Task material ::

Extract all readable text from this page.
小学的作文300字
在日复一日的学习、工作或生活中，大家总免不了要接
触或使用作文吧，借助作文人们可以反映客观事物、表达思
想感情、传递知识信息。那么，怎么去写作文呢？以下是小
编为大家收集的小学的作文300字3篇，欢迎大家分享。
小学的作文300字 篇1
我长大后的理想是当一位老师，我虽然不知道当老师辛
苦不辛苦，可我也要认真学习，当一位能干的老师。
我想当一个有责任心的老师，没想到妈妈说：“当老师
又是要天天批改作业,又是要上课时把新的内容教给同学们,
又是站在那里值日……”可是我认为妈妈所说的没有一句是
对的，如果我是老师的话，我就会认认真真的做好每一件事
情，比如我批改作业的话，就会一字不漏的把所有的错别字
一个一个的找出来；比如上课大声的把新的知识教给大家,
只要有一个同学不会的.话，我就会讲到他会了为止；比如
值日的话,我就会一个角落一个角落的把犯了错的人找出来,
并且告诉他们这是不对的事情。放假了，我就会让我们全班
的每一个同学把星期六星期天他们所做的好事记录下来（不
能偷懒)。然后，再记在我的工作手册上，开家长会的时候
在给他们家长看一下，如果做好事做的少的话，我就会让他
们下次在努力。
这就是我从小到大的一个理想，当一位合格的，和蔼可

--

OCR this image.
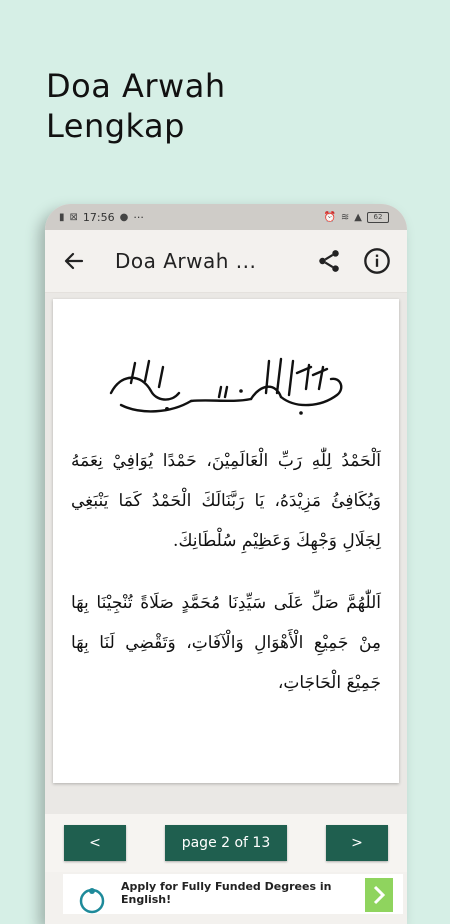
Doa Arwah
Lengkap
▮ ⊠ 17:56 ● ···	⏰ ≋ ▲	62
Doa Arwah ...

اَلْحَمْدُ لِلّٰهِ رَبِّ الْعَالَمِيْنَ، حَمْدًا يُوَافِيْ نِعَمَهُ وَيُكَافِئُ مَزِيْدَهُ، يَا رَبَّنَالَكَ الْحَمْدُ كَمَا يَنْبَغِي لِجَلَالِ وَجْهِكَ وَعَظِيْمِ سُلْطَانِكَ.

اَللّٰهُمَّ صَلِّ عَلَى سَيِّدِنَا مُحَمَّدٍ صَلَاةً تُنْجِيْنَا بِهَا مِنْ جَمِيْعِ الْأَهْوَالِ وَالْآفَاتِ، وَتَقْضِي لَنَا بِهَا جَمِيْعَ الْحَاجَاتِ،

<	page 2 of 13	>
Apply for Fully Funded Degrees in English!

...

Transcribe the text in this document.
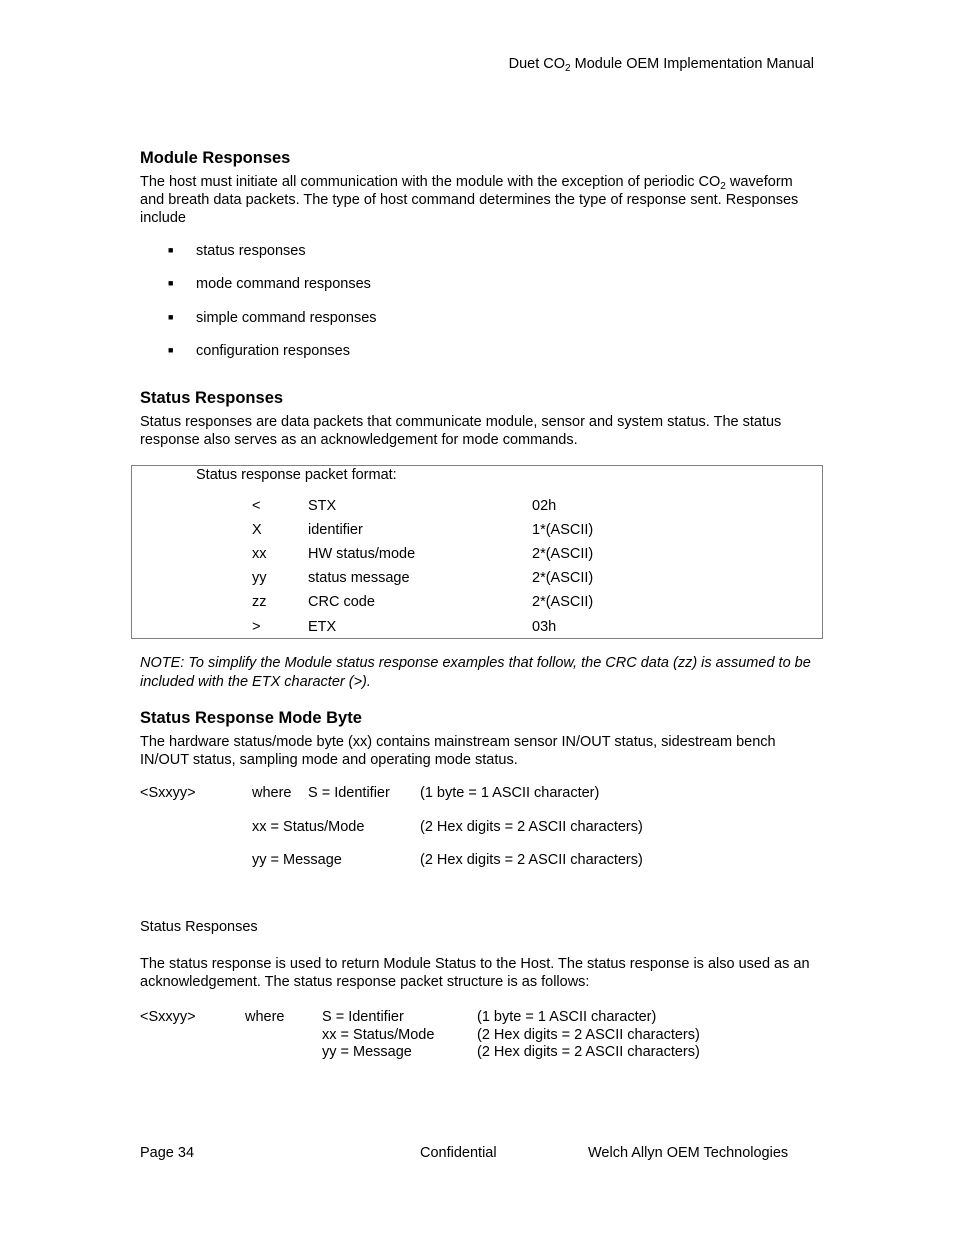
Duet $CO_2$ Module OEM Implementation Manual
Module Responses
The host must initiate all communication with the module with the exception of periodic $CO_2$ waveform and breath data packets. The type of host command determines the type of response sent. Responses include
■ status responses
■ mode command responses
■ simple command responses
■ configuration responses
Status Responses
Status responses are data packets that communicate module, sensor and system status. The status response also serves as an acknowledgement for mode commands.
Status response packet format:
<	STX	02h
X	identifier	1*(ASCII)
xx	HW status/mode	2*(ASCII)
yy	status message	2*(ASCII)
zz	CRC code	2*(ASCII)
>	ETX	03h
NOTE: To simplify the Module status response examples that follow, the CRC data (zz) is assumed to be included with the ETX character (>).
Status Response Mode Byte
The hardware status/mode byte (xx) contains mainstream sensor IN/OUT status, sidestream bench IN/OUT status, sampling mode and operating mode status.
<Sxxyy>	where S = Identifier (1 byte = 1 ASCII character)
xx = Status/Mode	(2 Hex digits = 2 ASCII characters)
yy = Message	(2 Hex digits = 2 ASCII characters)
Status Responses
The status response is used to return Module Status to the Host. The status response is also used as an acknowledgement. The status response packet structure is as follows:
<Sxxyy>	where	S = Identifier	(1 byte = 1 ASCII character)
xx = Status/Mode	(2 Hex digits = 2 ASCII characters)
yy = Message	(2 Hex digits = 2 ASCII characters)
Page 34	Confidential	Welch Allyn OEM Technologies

Direction ::
Select all lines in the listing above where the word "text" appears, and show them.

Exercise answer ::
Extract all readable text from this page.
Transcribe the text in this document.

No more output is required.